» EXERCISE TASK
Find the lines in these entries that include the word "title" and state how many there are, with no other words.

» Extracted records
* BEGIN *
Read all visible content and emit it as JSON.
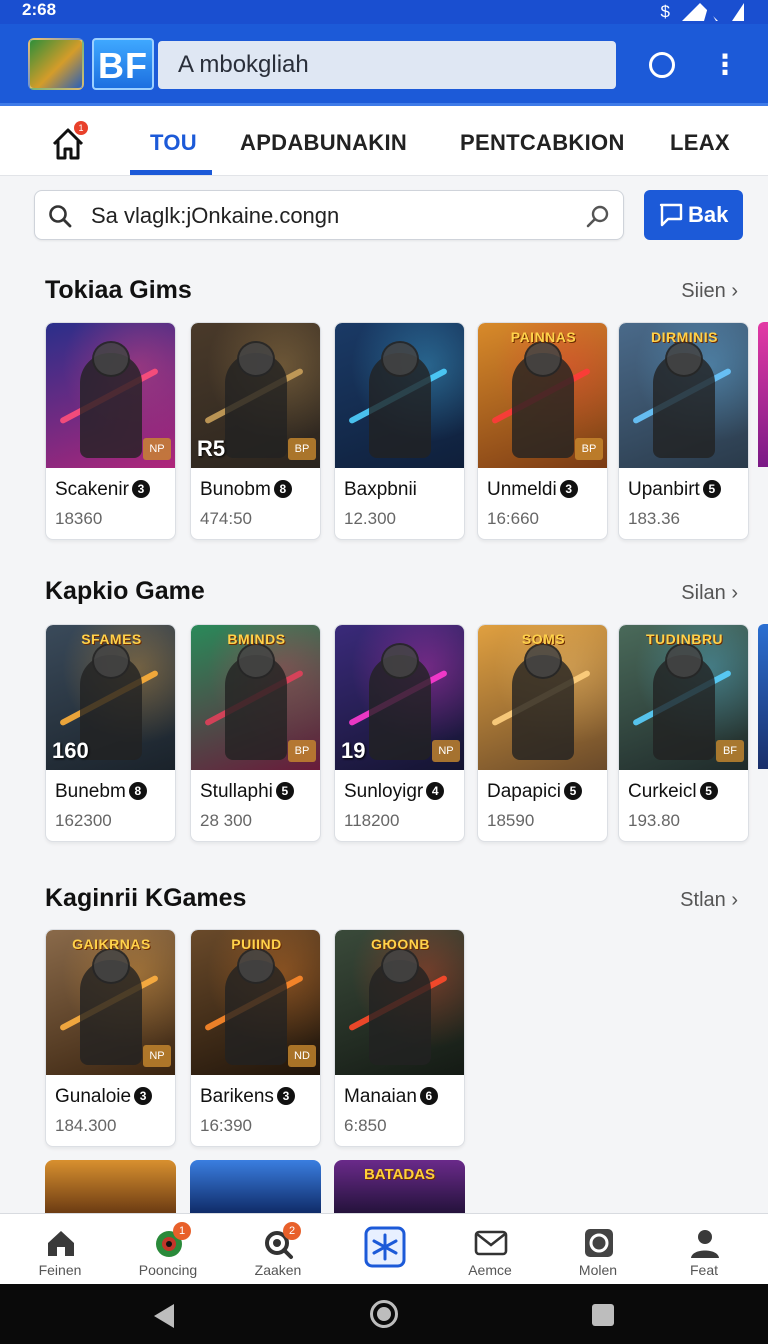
{
  "status_bar": {
    "time": "2:68"
  },
  "app_bar": {
    "logo_text": "BF",
    "title": "A mbokgliah"
  },
  "tabs": [
    {
      "label": "TOU",
      "active": true
    },
    {
      "label": "APDABUNAKIN",
      "active": false
    },
    {
      "label": "PENTCABKION",
      "active": false
    },
    {
      "label": "LEAX",
      "active": false
    }
  ],
  "search": {
    "value": "Sa vlaglk:jOnkaine.congn",
    "back_label": "Bak"
  },
  "sections": [
    {
      "title": "Tokiaa Gims",
      "link": "Siien",
      "cards": [
        {
          "name": "Scakenir",
          "badge": "3",
          "count": "18360",
          "tag": "NP",
          "corner": "",
          "banner": "",
          "theme": "a"
        },
        {
          "name": "Bunobm",
          "badge": "8",
          "count": "474:50",
          "tag": "BP",
          "corner": "R5",
          "banner": "",
          "theme": "b"
        },
        {
          "name": "Baxpbnii",
          "badge": "",
          "count": "12.300",
          "tag": "",
          "corner": "",
          "banner": "",
          "theme": "c"
        },
        {
          "name": "Unmeldi",
          "badge": "3",
          "count": "16:660",
          "tag": "BP",
          "corner": "",
          "banner": "PAINNAS",
          "theme": "d"
        },
        {
          "name": "Upanbirt",
          "badge": "5",
          "count": "183.36",
          "tag": "",
          "corner": "",
          "banner": "DIRMINIS",
          "theme": "e"
        }
      ]
    },
    {
      "title": "Kapkio Game",
      "link": "Silan",
      "cards": [
        {
          "name": "Bunebm",
          "badge": "8",
          "count": "162300",
          "tag": "",
          "corner": "160",
          "banner": "SFAMES",
          "theme": "f"
        },
        {
          "name": "Stullaphi",
          "badge": "5",
          "count": "28 300",
          "tag": "BP",
          "corner": "",
          "banner": "BMINDS",
          "theme": "g"
        },
        {
          "name": "Sunloyigr",
          "badge": "4",
          "count": "118200",
          "tag": "NP",
          "corner": "19",
          "banner": "",
          "theme": "h"
        },
        {
          "name": "Dapapici",
          "badge": "5",
          "count": "18590",
          "tag": "",
          "corner": "",
          "banner": "SOMS",
          "theme": "i"
        },
        {
          "name": "Curkeicl",
          "badge": "5",
          "count": "193.80",
          "tag": "BF",
          "corner": "",
          "banner": "TUDINBRU",
          "theme": "j"
        }
      ]
    },
    {
      "title": "Kaginrii KGames",
      "link": "Stlan",
      "cards": [
        {
          "name": "Gunaloie",
          "badge": "3",
          "count": "184.300",
          "tag": "NP",
          "corner": "",
          "banner": "GAIKRNAS",
          "theme": "k"
        },
        {
          "name": "Barikens",
          "badge": "3",
          "count": "16:390",
          "tag": "ND",
          "corner": "",
          "banner": "PUIIND",
          "theme": "l"
        },
        {
          "name": "Manaian",
          "badge": "6",
          "count": "6:850",
          "tag": "",
          "corner": "",
          "banner": "GЮONB",
          "theme": "m"
        }
      ]
    }
  ],
  "peek_cards": [
    {
      "banner": ""
    },
    {
      "banner": ""
    },
    {
      "banner": "BATADAS"
    }
  ],
  "bottom_nav": [
    {
      "label": "Feinen",
      "icon": "home-icon",
      "badge": ""
    },
    {
      "label": "Pooncing",
      "icon": "game-controller-icon",
      "badge": "1"
    },
    {
      "label": "Zaaken",
      "icon": "search-badge-icon",
      "badge": "2"
    },
    {
      "label": "",
      "icon": "star-icon",
      "badge": ""
    },
    {
      "label": "Aemce",
      "icon": "mail-icon",
      "badge": ""
    },
    {
      "label": "Molen",
      "icon": "camera-icon",
      "badge": ""
    },
    {
      "label": "Feat",
      "icon": "profile-icon",
      "badge": ""
    }
  ],
  "colors": {
    "primary": "#1c5ad8",
    "badge": "#e8402a"
  }
}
* END *
» CORRECT RESPONSE
4